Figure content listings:
____________
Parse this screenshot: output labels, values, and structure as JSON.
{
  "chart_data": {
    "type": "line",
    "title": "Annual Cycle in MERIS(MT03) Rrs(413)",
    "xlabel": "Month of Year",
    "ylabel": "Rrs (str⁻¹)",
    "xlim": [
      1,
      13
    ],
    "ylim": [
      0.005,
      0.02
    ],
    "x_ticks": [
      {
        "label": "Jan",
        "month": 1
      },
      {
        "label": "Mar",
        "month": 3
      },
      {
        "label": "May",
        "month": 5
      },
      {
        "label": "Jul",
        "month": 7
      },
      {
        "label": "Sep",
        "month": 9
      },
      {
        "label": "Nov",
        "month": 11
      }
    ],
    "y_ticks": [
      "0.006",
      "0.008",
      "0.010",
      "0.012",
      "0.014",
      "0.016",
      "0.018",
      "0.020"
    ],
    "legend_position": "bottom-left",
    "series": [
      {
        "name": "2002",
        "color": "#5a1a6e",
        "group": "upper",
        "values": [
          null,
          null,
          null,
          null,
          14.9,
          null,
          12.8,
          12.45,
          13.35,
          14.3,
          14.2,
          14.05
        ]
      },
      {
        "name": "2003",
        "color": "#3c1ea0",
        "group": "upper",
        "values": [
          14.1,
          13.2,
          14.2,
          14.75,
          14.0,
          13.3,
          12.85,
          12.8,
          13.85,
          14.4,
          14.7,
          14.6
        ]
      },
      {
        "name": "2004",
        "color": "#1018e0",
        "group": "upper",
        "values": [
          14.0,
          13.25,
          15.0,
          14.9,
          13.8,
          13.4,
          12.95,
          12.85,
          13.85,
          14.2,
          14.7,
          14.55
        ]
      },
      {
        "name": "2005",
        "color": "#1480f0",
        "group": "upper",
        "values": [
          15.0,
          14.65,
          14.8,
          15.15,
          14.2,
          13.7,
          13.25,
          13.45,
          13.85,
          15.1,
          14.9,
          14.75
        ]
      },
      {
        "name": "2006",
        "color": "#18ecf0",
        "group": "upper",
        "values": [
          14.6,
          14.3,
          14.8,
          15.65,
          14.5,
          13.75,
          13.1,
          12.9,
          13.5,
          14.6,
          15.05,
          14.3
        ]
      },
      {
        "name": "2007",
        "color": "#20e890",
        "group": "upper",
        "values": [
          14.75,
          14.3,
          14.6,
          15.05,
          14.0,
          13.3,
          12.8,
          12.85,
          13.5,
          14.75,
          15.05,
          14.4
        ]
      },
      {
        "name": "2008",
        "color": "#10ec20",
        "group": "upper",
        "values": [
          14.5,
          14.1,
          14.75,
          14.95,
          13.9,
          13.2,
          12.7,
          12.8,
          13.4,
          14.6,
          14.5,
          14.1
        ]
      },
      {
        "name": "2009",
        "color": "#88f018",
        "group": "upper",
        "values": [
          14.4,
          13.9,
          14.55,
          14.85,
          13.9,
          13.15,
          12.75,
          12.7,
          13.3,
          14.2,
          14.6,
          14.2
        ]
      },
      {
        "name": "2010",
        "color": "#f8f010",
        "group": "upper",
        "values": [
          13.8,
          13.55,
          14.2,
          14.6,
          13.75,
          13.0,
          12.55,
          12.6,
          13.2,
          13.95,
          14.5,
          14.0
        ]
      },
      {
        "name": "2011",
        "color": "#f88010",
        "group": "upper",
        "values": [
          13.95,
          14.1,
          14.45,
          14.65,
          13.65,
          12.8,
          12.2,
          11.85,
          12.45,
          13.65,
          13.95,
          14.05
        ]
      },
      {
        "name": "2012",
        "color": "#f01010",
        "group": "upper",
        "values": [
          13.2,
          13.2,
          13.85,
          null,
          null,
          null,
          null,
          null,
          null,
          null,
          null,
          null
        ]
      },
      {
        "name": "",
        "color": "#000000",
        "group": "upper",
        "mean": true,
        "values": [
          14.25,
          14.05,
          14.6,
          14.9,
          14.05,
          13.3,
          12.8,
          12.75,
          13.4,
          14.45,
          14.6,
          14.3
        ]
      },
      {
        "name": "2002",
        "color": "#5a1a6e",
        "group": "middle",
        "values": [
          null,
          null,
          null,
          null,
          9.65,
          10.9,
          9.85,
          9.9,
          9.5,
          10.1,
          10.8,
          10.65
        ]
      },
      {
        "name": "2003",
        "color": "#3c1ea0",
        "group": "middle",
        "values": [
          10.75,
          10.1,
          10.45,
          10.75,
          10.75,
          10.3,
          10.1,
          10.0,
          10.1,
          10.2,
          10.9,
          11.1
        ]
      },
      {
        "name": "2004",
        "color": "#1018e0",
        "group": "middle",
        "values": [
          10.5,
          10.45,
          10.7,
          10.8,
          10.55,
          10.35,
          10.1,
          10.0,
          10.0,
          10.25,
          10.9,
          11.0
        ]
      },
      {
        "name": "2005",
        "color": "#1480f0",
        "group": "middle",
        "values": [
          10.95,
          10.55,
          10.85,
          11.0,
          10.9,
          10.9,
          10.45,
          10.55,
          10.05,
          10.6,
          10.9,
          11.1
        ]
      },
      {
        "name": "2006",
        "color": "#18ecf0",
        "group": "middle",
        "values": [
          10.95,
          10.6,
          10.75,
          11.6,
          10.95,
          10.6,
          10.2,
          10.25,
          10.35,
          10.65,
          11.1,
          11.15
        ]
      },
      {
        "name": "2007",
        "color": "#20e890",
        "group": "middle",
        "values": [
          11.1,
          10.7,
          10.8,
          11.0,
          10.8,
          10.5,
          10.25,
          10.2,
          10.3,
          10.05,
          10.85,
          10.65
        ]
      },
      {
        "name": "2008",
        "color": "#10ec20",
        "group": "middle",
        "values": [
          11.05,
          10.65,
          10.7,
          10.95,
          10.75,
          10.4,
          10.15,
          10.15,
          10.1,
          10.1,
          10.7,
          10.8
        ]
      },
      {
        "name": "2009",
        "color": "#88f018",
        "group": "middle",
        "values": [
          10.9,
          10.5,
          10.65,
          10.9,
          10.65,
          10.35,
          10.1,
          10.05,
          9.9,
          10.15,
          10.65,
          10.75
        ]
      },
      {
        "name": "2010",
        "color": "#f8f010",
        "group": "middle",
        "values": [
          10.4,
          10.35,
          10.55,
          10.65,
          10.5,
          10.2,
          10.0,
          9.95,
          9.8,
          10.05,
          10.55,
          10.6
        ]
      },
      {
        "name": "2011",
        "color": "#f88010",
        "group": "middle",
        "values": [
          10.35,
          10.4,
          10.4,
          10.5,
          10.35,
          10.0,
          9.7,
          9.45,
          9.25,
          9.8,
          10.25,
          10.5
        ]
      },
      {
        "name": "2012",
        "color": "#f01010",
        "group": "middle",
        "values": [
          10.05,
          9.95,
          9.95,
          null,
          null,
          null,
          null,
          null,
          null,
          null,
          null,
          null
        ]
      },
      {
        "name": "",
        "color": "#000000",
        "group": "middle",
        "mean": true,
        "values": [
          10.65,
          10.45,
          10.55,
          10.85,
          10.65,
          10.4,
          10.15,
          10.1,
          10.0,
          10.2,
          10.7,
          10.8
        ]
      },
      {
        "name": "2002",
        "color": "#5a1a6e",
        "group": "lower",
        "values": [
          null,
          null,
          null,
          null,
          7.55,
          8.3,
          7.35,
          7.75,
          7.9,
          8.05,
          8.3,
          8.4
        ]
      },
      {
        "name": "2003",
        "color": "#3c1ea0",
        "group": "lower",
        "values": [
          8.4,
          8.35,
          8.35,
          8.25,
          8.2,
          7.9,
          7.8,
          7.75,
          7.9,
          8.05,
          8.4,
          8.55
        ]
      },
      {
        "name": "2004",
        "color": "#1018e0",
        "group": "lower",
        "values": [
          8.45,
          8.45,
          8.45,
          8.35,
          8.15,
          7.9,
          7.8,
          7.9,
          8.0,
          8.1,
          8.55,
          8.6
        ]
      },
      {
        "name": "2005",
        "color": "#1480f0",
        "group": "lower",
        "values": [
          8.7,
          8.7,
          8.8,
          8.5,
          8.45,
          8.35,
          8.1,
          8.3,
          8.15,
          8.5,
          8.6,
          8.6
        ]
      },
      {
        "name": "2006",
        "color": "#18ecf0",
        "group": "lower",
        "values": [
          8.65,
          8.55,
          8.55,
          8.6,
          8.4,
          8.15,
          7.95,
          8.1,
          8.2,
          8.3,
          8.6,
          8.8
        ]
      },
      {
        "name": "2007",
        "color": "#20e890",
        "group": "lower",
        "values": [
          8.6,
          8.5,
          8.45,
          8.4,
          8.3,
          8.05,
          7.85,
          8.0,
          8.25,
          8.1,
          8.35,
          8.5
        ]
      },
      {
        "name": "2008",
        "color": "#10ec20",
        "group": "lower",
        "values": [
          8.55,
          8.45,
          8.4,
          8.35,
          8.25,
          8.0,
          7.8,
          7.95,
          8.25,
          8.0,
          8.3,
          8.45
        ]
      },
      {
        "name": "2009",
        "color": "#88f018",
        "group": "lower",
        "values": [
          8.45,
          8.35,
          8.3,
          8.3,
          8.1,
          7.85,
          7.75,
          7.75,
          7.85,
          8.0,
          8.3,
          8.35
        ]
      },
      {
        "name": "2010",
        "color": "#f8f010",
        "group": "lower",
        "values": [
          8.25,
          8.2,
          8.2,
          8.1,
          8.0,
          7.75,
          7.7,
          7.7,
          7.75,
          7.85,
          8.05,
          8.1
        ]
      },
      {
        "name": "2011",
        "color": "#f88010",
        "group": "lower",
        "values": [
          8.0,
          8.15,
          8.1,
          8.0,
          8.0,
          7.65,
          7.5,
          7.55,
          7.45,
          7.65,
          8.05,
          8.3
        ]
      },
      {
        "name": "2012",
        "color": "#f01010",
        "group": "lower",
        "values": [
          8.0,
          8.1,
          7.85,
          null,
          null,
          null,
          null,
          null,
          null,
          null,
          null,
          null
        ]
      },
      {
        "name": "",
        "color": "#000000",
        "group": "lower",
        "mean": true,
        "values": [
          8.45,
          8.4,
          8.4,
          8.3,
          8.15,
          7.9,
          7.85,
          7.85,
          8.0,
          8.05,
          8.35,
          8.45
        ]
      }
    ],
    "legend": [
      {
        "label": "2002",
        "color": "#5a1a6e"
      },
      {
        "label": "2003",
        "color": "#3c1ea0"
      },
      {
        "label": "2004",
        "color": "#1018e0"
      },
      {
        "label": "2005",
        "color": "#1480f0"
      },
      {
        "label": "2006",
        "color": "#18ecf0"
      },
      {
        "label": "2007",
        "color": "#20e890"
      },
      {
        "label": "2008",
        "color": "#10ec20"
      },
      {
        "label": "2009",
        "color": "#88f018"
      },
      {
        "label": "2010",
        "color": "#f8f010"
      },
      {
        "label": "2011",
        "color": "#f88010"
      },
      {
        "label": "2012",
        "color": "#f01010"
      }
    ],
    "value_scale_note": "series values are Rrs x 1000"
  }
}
____________
INSTRUCTIONS TO FOLLOW:
In the records above, find the lines containing "series" and copy them.

EXPECTED OUTPUT:
    "series": [
    "value_scale_note": "series values are Rrs x 1000"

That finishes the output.